BEGIN Task input
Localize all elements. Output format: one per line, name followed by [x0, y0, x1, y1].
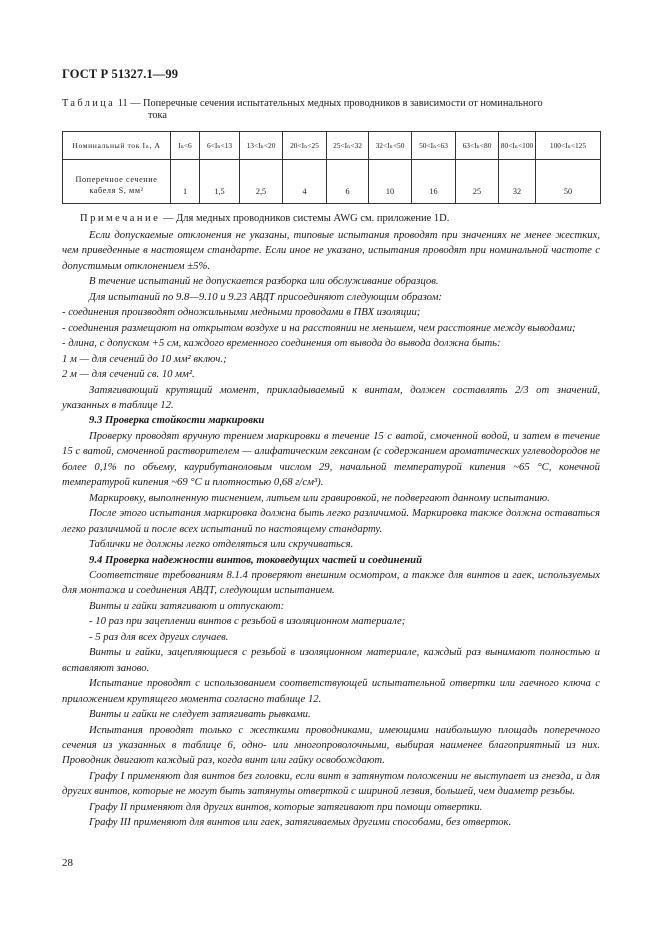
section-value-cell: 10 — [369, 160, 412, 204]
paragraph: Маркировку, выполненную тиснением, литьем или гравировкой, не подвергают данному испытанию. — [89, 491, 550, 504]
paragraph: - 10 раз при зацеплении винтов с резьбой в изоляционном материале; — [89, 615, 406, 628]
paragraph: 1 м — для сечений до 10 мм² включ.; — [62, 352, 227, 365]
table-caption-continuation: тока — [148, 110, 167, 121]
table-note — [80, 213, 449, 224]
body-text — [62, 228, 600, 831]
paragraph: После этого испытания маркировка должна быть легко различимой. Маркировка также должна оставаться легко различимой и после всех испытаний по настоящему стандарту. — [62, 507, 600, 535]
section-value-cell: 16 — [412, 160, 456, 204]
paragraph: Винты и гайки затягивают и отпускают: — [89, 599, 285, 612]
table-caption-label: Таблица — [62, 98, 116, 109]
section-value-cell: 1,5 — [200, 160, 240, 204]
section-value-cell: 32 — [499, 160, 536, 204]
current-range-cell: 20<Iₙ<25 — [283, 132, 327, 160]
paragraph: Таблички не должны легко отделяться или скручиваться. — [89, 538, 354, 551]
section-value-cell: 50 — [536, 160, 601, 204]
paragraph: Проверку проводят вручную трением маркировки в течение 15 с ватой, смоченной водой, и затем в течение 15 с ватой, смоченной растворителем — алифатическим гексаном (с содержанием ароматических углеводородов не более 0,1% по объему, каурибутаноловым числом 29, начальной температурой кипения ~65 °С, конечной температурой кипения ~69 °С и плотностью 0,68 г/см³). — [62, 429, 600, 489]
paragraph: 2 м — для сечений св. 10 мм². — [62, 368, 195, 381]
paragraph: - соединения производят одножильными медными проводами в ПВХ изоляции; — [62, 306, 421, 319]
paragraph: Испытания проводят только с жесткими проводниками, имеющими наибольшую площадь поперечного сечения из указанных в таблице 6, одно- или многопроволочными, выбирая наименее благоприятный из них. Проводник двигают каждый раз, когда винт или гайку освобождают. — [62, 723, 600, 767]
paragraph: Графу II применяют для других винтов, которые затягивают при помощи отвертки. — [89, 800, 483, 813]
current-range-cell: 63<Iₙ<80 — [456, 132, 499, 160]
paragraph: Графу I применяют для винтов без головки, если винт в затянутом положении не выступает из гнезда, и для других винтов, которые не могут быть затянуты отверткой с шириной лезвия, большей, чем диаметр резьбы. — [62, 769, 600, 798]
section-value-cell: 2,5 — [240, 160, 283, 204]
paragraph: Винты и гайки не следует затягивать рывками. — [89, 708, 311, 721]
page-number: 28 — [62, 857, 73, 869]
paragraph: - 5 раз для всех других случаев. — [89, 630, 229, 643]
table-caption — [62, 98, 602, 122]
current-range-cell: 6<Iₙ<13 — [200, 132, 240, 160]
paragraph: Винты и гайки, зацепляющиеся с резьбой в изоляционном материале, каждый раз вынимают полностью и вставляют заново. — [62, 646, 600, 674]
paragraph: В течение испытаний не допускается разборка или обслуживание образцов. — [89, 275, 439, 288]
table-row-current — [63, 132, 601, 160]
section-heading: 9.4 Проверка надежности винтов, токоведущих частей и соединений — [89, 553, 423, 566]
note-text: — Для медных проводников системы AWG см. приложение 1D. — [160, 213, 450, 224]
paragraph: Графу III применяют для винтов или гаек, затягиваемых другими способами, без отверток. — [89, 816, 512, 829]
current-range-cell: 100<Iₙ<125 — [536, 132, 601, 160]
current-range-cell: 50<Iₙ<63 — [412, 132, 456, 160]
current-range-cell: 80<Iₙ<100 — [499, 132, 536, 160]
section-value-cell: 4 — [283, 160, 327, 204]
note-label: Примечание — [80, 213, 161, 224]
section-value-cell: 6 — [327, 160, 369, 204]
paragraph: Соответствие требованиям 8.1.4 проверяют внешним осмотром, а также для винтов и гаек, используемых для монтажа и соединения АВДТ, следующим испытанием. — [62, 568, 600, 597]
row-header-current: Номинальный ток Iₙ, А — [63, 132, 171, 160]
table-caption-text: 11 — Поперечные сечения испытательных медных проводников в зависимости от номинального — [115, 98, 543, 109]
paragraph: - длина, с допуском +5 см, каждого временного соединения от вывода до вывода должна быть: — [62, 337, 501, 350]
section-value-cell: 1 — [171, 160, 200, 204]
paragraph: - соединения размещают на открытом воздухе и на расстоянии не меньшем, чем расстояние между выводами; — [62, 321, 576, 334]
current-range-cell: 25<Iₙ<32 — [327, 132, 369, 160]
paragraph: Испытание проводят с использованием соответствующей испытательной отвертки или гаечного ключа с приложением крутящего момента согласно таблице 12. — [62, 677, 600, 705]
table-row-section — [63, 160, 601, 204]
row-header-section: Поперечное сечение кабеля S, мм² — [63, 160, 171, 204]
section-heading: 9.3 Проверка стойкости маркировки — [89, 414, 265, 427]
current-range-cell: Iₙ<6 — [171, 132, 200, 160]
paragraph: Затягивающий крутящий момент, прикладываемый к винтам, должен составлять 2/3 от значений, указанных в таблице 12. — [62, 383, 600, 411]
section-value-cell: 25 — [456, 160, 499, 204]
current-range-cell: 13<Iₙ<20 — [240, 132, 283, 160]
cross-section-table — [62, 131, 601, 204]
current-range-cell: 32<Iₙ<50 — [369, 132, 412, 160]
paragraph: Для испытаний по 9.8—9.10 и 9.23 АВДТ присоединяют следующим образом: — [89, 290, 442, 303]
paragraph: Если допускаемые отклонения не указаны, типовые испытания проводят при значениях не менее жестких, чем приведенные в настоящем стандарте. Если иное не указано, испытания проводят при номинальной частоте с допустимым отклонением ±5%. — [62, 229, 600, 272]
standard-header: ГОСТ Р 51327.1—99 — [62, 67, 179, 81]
END Task input
BEGIN Task input
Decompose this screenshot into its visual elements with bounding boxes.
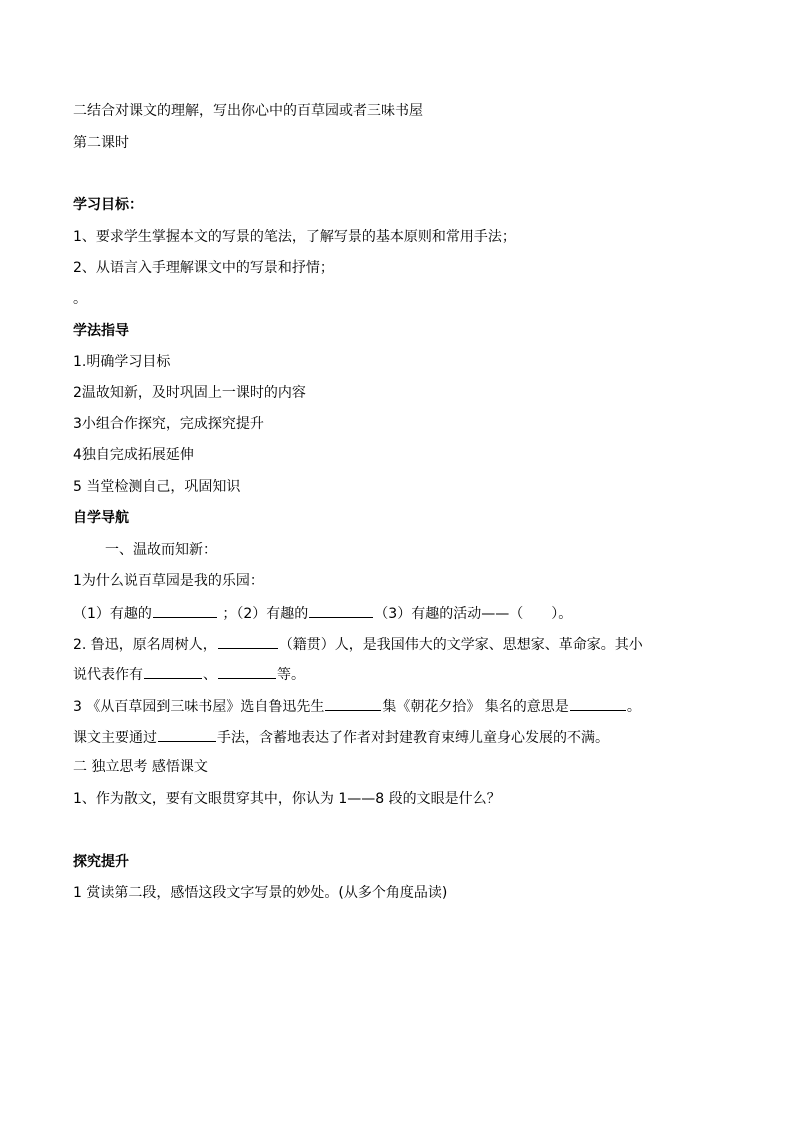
END Task input
## Prompt
Please output the entries from the line with "Localize all elements." to the line with "section-value-cell: 16 — [412, 160, 456, 204]" as a two-column CSV headed instruction and output, one row per entry, with each field quoted and its line breaks replaced by spaces. Leave the pictures out.

## Exercise output
instruction,output
"Localize all elements. Output format: one per line, name followed by [x0, y0, x1, y1].","section-value-cell: 10 — [369, 160, 412, 204] paragraph: Маркировку, выполненную тиснением, литьем или гравировкой, не подвергают данному испытанию. — [89, 491, 550, 504] paragraph: - 10 раз при зацеплении винтов с резьбой в изоляционном материале; — [89, 615, 406, 628] paragraph: 1 м — для сечений до 10 мм² включ.; — [62, 352, 227, 365] table-caption-continuation: тока — [148, 110, 167, 121] table-note — [80, 213, 449, 224] body-text — [62, 228, 600, 831] paragraph: После этого испытания маркировка должна быть легко различимой. Маркировка также должна оставаться легко различимой и после всех испытаний по настоящему стандарту. — [62, 507, 600, 535] section-value-cell: 16 — [412, 160, 456, 204]"